Saved data entries
* Start *
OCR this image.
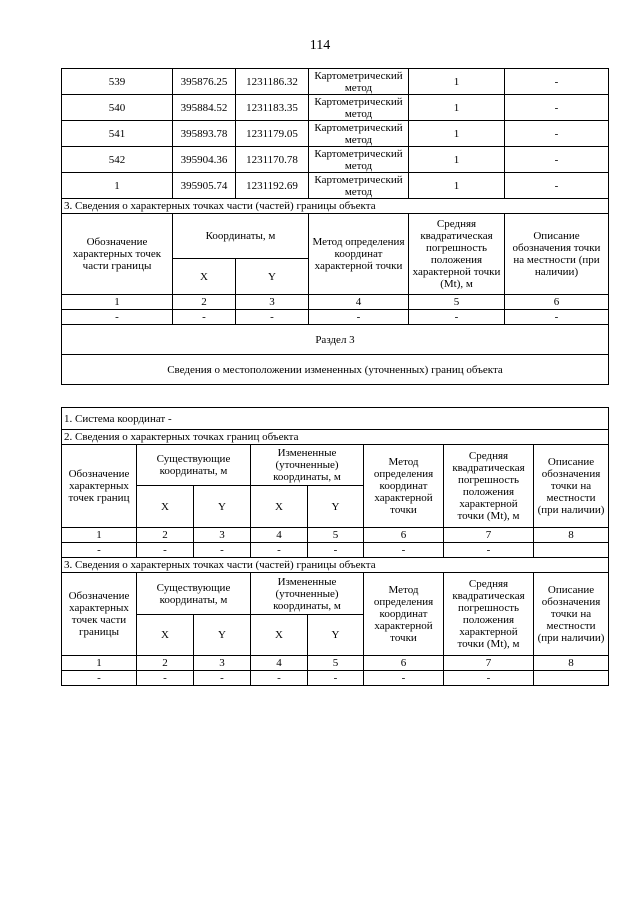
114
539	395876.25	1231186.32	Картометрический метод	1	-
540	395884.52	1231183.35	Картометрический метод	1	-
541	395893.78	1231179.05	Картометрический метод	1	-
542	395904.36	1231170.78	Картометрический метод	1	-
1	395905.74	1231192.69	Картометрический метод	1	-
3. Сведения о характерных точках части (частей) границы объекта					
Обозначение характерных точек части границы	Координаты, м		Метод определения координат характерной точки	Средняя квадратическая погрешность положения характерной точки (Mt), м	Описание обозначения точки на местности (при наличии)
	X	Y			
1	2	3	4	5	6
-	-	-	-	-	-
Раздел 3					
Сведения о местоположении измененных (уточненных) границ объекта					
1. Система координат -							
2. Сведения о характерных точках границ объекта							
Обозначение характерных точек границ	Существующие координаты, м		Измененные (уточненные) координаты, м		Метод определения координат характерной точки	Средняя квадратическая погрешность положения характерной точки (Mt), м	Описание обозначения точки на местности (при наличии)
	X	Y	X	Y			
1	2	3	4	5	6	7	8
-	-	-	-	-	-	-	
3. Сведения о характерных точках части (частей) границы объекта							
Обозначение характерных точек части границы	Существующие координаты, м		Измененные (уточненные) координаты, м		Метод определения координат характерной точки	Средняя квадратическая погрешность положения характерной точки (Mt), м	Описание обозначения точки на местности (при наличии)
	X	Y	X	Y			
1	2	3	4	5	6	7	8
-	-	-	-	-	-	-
* End *
* Start *
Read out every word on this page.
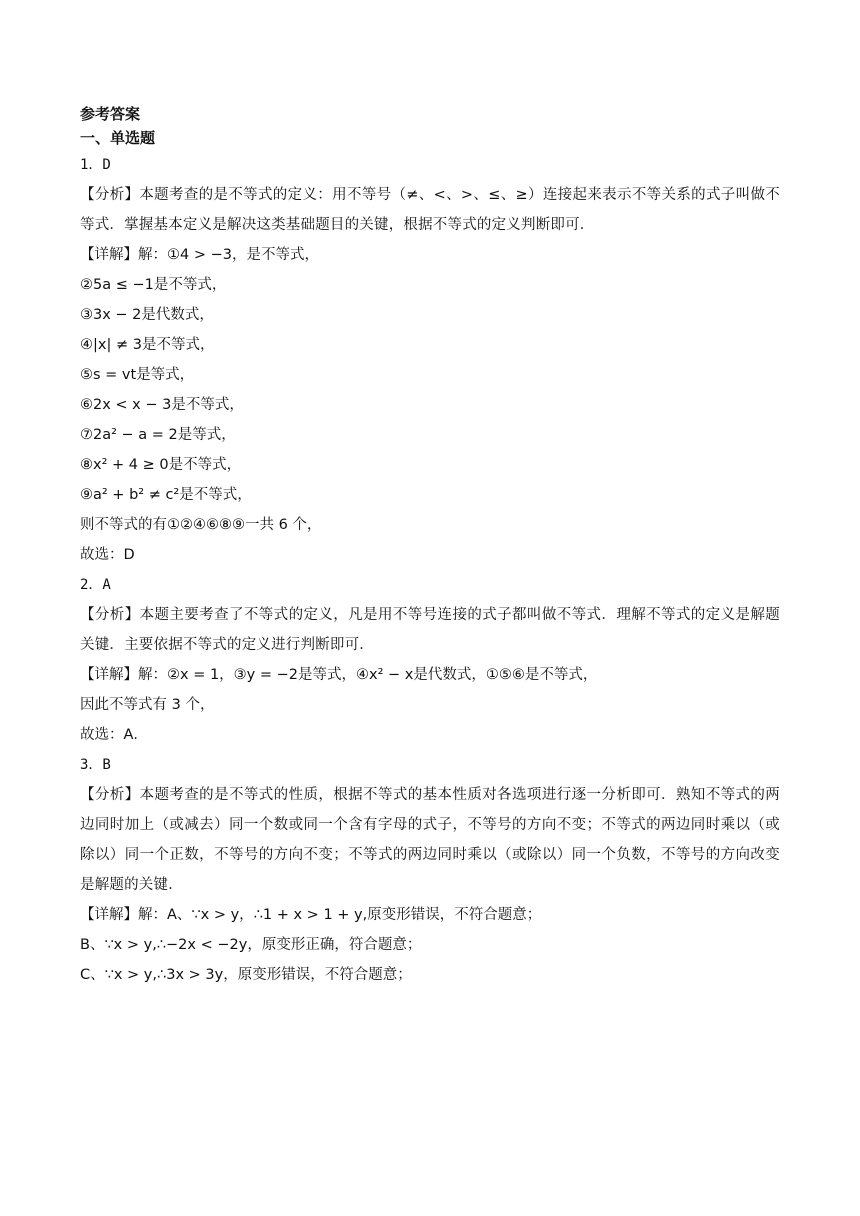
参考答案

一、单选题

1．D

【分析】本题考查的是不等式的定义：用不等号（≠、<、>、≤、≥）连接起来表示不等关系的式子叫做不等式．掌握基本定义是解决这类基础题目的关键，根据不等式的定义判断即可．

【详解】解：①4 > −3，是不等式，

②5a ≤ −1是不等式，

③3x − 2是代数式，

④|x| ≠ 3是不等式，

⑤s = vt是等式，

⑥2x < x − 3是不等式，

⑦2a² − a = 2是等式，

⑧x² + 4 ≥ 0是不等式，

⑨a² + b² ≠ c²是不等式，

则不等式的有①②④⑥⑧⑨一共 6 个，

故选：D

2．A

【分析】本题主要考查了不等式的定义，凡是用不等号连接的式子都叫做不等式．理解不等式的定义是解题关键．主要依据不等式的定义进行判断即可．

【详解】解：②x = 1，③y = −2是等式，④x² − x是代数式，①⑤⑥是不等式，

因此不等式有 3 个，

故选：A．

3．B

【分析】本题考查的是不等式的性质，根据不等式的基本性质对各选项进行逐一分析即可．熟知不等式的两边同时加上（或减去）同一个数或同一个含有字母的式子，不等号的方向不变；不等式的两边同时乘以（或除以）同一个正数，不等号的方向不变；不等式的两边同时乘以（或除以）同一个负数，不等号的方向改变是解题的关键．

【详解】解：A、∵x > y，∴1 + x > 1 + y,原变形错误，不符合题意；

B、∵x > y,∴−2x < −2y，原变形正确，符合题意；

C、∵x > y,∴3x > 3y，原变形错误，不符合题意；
* End *
> **Exercise**:
Copy out each line of the records that holds the string "характерных".

> **Full answer**:
3. Сведения о характерных точках части (частей) границы объекта					
Обозначение характерных точек части границы	Координаты, м		Метод определения координат характерной точки	Средняя квадратическая погрешность положения характерной точки (Mt), м	Описание обозначения точки на местности (при наличии)
2. Сведения о характерных точках границ объекта							
Обозначение характерных точек границ	Существующие координаты, м		Измененные (уточненные) координаты, м		Метод определения координат характерной точки	Средняя квадратическая погрешность положения характерной точки (Mt), м	Описание обозначения точки на местности (при наличии)
3. Сведения о характерных точках части (частей) границы объекта							
Обозначение характерных точек части границы	Существующие координаты, м		Измененные (уточненные) координаты, м		Метод определения координат характерной точки	Средняя квадратическая погрешность положения характерной точки (Mt), м	Описание обозначения точки на местности (при наличии)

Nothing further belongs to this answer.